Reproduce the data exactly and drop any pictures it holds.

○ ○ ○

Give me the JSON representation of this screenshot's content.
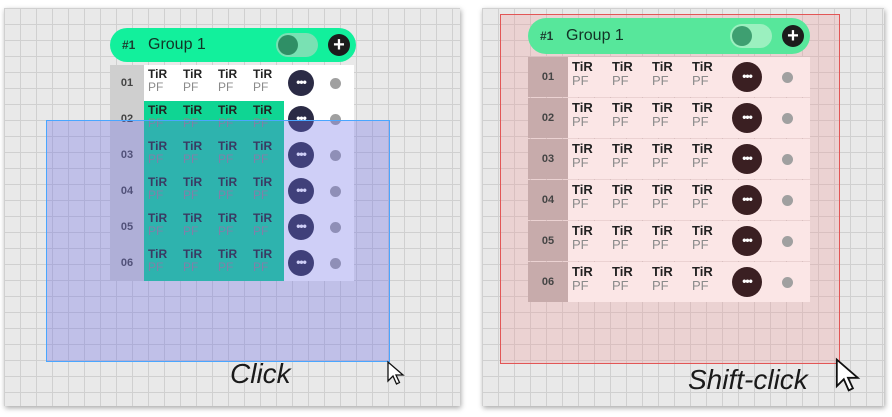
{
  "panels": {
    "left": {
      "group": {
        "num": "#1",
        "title": "Group 1"
      },
      "rows": [
        {
          "num": "01",
          "selected": false
        },
        {
          "num": "02",
          "selected": true
        },
        {
          "num": "03",
          "selected": true
        },
        {
          "num": "04",
          "selected": true
        },
        {
          "num": "05",
          "selected": true
        },
        {
          "num": "06",
          "selected": true
        }
      ],
      "cell_top": "TiR",
      "cell_bottom": "PF",
      "more_glyph": "•••",
      "caption": "Click"
    },
    "right": {
      "group": {
        "num": "#1",
        "title": "Group 1"
      },
      "rows": [
        {
          "num": "01"
        },
        {
          "num": "02"
        },
        {
          "num": "03"
        },
        {
          "num": "04"
        },
        {
          "num": "05"
        },
        {
          "num": "06"
        }
      ],
      "cell_top": "TiR",
      "cell_bottom": "PF",
      "more_glyph": "•••",
      "caption": "Shift-click"
    }
  },
  "icons": {
    "plus": "+",
    "cursor": "arrow-cursor-icon"
  },
  "colors": {
    "left_header": "#12f09c",
    "left_selected": "#0fd593",
    "selection_rect": "#4aa6ff",
    "right_header": "#57e79b",
    "right_selection_rect": "#e25656"
  }
}
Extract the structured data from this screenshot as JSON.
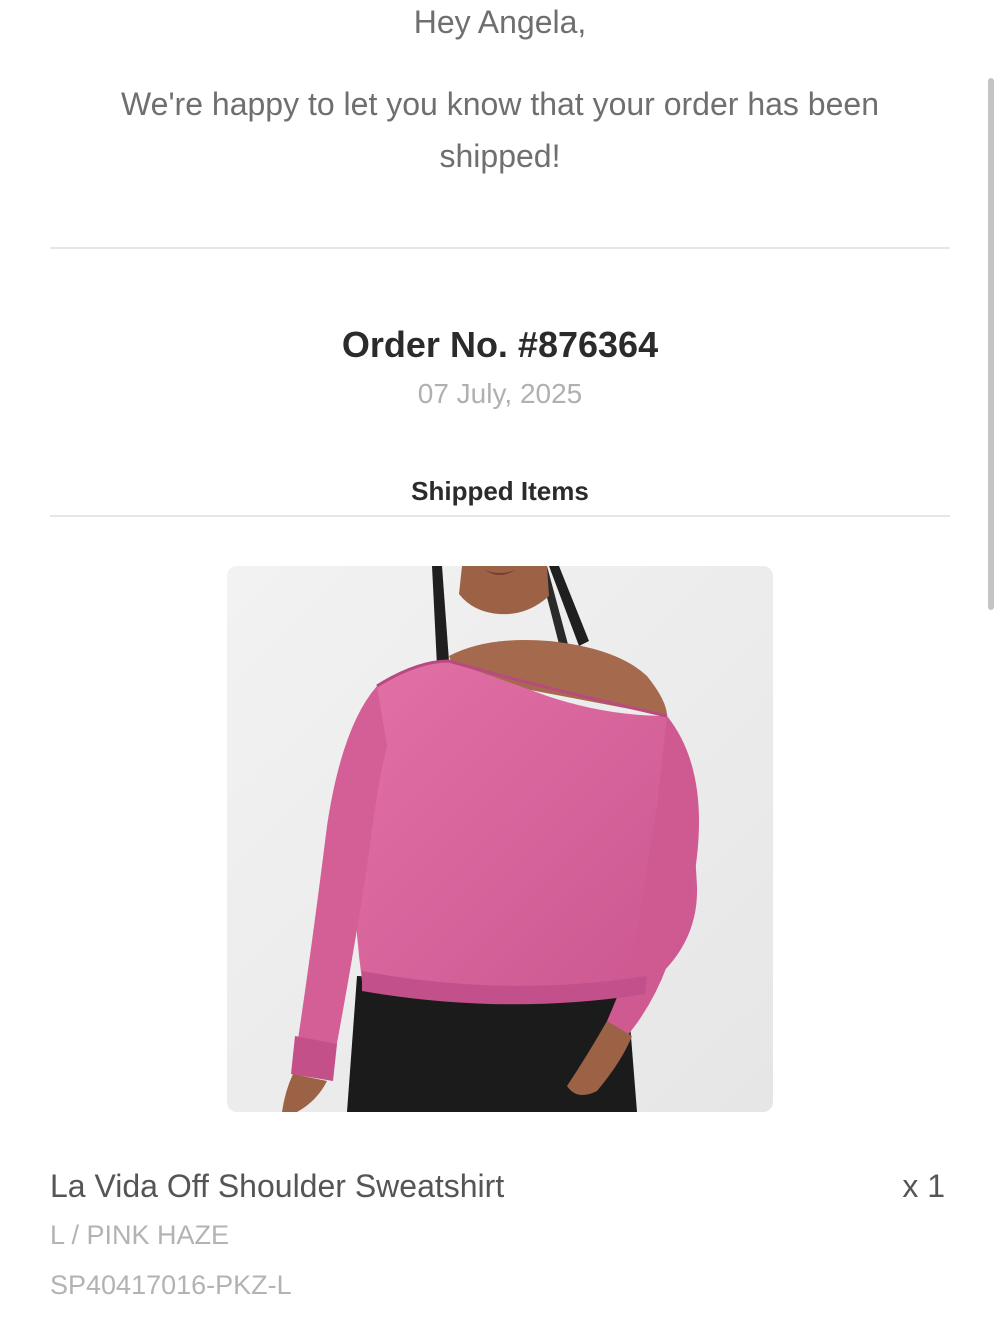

○ ○ ○

§ **RESPONSE TO THIS EXERCISE**
Give me the JSON representation of this screenshot's content.
{
  "panels": {
    "left": {
      "group": {
        "num": "#1",
        "title": "Group 1"
      },
      "rows": [
        {
          "num": "01",
          "selected": false
        },
        {
          "num": "02",
          "selected": true
        },
        {
          "num": "03",
          "selected": true
        },
        {
          "num": "04",
          "selected": true
        },
        {
          "num": "05",
          "selected": true
        },
        {
          "num": "06",
          "selected": true
        }
      ],
      "cell_top": "TiR",
      "cell_bottom": "PF",
      "more_glyph": "•••",
      "caption": "Click"
    },
    "right": {
      "group": {
        "num": "#1",
        "title": "Group 1"
      },
      "rows": [
        {
          "num": "01"
        },
        {
          "num": "02"
        },
        {
          "num": "03"
        },
        {
          "num": "04"
        },
        {
          "num": "05"
        },
        {
          "num": "06"
        }
      ],
      "cell_top": "TiR",
      "cell_bottom": "PF",
      "more_glyph": "•••",
      "caption": "Shift-click"
    }
  },
  "icons": {
    "plus": "+",
    "cursor": "arrow-cursor-icon"
  },
  "colors": {
    "left_header": "#12f09c",
    "left_selected": "#0fd593",
    "selection_rect": "#4aa6ff",
    "right_header": "#57e79b",
    "right_selection_rect": "#e25656"
  }
}
Extract the structured data from this screenshot as JSON.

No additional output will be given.